**Aim**
Copy out every line of the data exactly.

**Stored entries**
● ● ● ●

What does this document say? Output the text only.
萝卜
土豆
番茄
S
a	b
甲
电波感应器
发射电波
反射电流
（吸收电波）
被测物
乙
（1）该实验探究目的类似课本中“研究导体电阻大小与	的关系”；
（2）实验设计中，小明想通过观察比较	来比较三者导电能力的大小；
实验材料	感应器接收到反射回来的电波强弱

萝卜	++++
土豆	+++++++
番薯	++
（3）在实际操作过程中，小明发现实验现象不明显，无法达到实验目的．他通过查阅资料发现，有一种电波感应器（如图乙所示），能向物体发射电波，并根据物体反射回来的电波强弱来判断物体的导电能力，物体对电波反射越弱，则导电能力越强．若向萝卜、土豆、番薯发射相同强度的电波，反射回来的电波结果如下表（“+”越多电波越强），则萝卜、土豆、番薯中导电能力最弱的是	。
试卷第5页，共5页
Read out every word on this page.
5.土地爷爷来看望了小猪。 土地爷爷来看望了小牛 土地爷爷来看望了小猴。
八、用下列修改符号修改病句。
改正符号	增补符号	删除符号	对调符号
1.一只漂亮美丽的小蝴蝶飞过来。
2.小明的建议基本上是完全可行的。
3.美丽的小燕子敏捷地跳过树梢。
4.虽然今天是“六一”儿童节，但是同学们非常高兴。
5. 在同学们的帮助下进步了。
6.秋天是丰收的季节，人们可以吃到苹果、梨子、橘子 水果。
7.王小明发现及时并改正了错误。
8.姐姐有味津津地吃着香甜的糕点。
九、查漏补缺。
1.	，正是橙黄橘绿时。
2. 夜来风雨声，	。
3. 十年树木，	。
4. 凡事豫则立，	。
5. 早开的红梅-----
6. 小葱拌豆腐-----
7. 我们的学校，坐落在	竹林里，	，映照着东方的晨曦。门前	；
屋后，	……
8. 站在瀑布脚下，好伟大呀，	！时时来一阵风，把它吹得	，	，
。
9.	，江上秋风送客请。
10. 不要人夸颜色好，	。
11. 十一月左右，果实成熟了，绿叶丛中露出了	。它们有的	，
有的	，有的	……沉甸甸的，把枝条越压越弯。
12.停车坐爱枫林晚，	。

● ● ● ●

**Output for this task**
What does this document say? Output the text only.
萝卜
土豆
番茄
S
a	b
甲
电波感应器
发射电波
反射电流
（吸收电波）
被测物
乙
（1）该实验探究目的类似课本中“研究导体电阻大小与	的关系”；
（2）实验设计中，小明想通过观察比较	来比较三者导电能力的大小；
实验材料	感应器接收到反射回来的电波强弱

萝卜	++++
土豆	+++++++
番薯	++
（3）在实际操作过程中，小明发现实验现象不明显，无法达到实验目的．他通过查阅资料发现，有一种电波感应器（如图乙所示），能向物体发射电波，并根据物体反射回来的电波强弱来判断物体的导电能力，物体对电波反射越弱，则导电能力越强．若向萝卜、土豆、番薯发射相同强度的电波，反射回来的电波结果如下表（“+”越多电波越强），则萝卜、土豆、番薯中导电能力最弱的是	。
试卷第5页，共5页
Read out every word on this page.
5.土地爷爷来看望了小猪。 土地爷爷来看望了小牛 土地爷爷来看望了小猴。
八、用下列修改符号修改病句。
改正符号	增补符号	删除符号	对调符号
1.一只漂亮美丽的小蝴蝶飞过来。
2.小明的建议基本上是完全可行的。
3.美丽的小燕子敏捷地跳过树梢。
4.虽然今天是“六一”儿童节，但是同学们非常高兴。
5. 在同学们的帮助下进步了。
6.秋天是丰收的季节，人们可以吃到苹果、梨子、橘子 水果。
7.王小明发现及时并改正了错误。
8.姐姐有味津津地吃着香甜的糕点。
九、查漏补缺。
1.	，正是橙黄橘绿时。
2. 夜来风雨声，	。
3. 十年树木，	。
4. 凡事豫则立，	。
5. 早开的红梅-----
6. 小葱拌豆腐-----
7. 我们的学校，坐落在	竹林里，	，映照着东方的晨曦。门前	；
屋后，	……
8. 站在瀑布脚下，好伟大呀，	！时时来一阵风，把它吹得	，	，
。
9.	，江上秋风送客请。
10. 不要人夸颜色好，	。
11. 十一月左右，果实成熟了，绿叶丛中露出了	。它们有的	，
有的	，有的	……沉甸甸的，把枝条越压越弯。
12.停车坐爱枫林晚，	。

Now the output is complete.